** EXCERPT PROVIDED follows **

Former Federal Reserve Chairman Paul Volcker Has Died

NEW YORK, NY - JUNE 17: Former Chairman of the Federal Reserve Paul Volcker, visits FOX Business Network's "CAVUTO: Coast To Coast" at FOX Studios on June 17, 2015 in New York City. (Photo by Monica Schipper/Getty Images)
Monica Schipper/Getty Images

The world’s greatest inflation fighter has died.

Former Federal Reserve Chairman Paul Volcker died Sunday at age 92. When he took the top job at the U.S. central bank in 1979, consumer prices were rising 13 percent. They rose by the same amount the following year.

Interest rates soared as Volcker sought to tame inflation by tightening the money supply. The federal funds rate rose as high as 22 percent in 1981, plunging the economy into two recessions, one starting in 1980 and lasting six months and another starting in 1981 and lasted 18-months.

President Ronald Reagan was critical of Volcker and the Fed. Many of Reagan’s advisers believed that Volcker was endangering their economic agenda of tax cuts and regulatory reform by keeping monetary policy too tight. Reagan nonetheless reappointed Volcker, who had been appointed by Jimmy Carter, as Fed chair in 1984. He served in that role until 1987.

When Volcker left the Fed, inflation had come down to 1.86 percent.

The 1980 recession lasted just six months. But it was followed by a deeper and more painful downturn that took hold in July 1981. This second Volcker recession, brought on by high interest rates that made it expensive for businesses to borrow and for Americans to buy homes or tap lines of credit, endured for 18 months and sent unemployment up to 10.8 percent in November and December 1982, the highest level since the Great Depression.

In the midst of it, Volcker was vilified by the public. Homebuilders put postage stamps on bricks and on two-by-four wooden planks and mailed them to the Fed to protest how super-high interest rates had wrecked their businesses. Auto dealers, stuck with lots full of unsold cars, did the same with car keys. Angry farmers, struggling with high debts, drove their tractors to Washington and blockaded the Fed’s headquarters.

But the pain eventually paid off. Inflation receded. Once it did, Volcker’s Fed began lowering interest rates. And the economy bounded back strongly enough for President Ronald Reagan to declare the arrival of “Morning in America’’ on his way to a landslide victory in the 1984 presidential election. Volcker left the Fed in Aug. 11, 1987, succeeded by Alan Greenspan.

The Volcker-led victory over inflation is widely credited with beginning what economists call the “Great Moderation’’ — more than two decades of mostly steady economic growth, relatively low unemployment and modest price increases. The Great Moderation ended with the Great Recession of 2007-2009. Volcker had spent most of his career in the public sector — at the Treasury Department, the Federal Reserve Bank of New York and the Fed board in Washington.

Six-foot-seven and perpetually rumpled, Volcker favored cheap cigars and bad suits. John Connally, a slick Texan who was Volcker’s boss at the Treasury in the early ’70s, once threatened to fire him if he didn’t get a haircut and improve his wardrobe.

** End of EXCERPT PROVIDED **

### GOAL OF THE EXERCISE
In the article on Paul Volcker's death, how high did the federal funds rate rise in 1981?

** SUPPLIED DATA follows **

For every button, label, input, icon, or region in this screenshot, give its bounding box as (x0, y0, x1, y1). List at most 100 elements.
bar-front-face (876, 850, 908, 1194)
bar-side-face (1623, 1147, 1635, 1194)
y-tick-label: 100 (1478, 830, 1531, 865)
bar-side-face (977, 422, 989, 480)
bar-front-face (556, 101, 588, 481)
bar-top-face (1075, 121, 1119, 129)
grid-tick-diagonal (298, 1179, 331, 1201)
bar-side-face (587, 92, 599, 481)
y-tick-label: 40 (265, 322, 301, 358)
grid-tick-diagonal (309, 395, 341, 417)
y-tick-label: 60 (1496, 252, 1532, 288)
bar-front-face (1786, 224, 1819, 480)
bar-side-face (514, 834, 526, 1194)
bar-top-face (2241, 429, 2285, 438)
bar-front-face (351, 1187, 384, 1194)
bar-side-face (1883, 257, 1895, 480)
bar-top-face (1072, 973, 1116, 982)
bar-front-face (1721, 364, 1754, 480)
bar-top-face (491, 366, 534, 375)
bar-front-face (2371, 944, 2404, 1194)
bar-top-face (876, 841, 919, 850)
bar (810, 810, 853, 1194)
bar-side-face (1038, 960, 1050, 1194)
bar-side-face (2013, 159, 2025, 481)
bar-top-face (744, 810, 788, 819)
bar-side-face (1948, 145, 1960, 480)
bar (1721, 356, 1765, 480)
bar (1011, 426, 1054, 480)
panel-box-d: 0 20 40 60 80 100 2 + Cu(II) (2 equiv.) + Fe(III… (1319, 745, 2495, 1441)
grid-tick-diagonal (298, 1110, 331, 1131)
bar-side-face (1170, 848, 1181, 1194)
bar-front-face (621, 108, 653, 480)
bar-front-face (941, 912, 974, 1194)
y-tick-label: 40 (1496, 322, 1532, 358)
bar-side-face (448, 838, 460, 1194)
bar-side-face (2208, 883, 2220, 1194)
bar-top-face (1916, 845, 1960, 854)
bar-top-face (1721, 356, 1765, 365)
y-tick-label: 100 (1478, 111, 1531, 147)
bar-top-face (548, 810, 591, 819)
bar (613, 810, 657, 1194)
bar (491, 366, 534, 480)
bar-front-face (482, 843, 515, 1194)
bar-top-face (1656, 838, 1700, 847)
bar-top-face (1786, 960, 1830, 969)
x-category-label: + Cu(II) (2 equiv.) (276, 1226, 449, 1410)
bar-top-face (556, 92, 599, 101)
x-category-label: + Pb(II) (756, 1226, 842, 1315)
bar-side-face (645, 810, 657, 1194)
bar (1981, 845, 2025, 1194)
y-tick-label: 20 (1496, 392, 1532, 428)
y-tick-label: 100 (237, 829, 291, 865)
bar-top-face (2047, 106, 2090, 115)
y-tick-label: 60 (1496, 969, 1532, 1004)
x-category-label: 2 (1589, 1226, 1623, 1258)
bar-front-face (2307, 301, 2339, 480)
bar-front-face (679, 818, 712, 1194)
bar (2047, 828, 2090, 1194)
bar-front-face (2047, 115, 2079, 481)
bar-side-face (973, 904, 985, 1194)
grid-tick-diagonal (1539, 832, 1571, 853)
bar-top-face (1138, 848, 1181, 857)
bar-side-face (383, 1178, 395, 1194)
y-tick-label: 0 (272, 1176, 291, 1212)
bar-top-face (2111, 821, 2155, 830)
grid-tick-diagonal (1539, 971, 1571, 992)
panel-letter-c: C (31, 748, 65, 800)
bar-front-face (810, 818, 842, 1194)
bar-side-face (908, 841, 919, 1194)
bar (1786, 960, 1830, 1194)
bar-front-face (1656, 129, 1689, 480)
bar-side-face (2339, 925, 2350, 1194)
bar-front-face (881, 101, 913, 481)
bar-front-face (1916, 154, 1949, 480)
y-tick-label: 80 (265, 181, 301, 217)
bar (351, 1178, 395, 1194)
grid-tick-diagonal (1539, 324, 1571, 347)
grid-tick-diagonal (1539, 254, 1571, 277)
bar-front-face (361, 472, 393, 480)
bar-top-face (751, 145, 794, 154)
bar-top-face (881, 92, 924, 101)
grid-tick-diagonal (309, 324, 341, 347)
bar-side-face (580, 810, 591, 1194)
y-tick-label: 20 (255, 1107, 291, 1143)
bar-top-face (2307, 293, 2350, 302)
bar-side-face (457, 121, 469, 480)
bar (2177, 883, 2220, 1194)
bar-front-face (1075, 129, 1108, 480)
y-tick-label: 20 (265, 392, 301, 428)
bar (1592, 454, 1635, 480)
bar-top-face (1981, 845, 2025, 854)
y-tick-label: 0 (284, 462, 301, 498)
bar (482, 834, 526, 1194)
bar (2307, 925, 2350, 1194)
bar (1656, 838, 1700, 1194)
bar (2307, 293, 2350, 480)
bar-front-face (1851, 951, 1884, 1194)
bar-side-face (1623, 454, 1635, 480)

** End of SUPPLIED DATA **

### PROBLEM SOLUTION
22 percent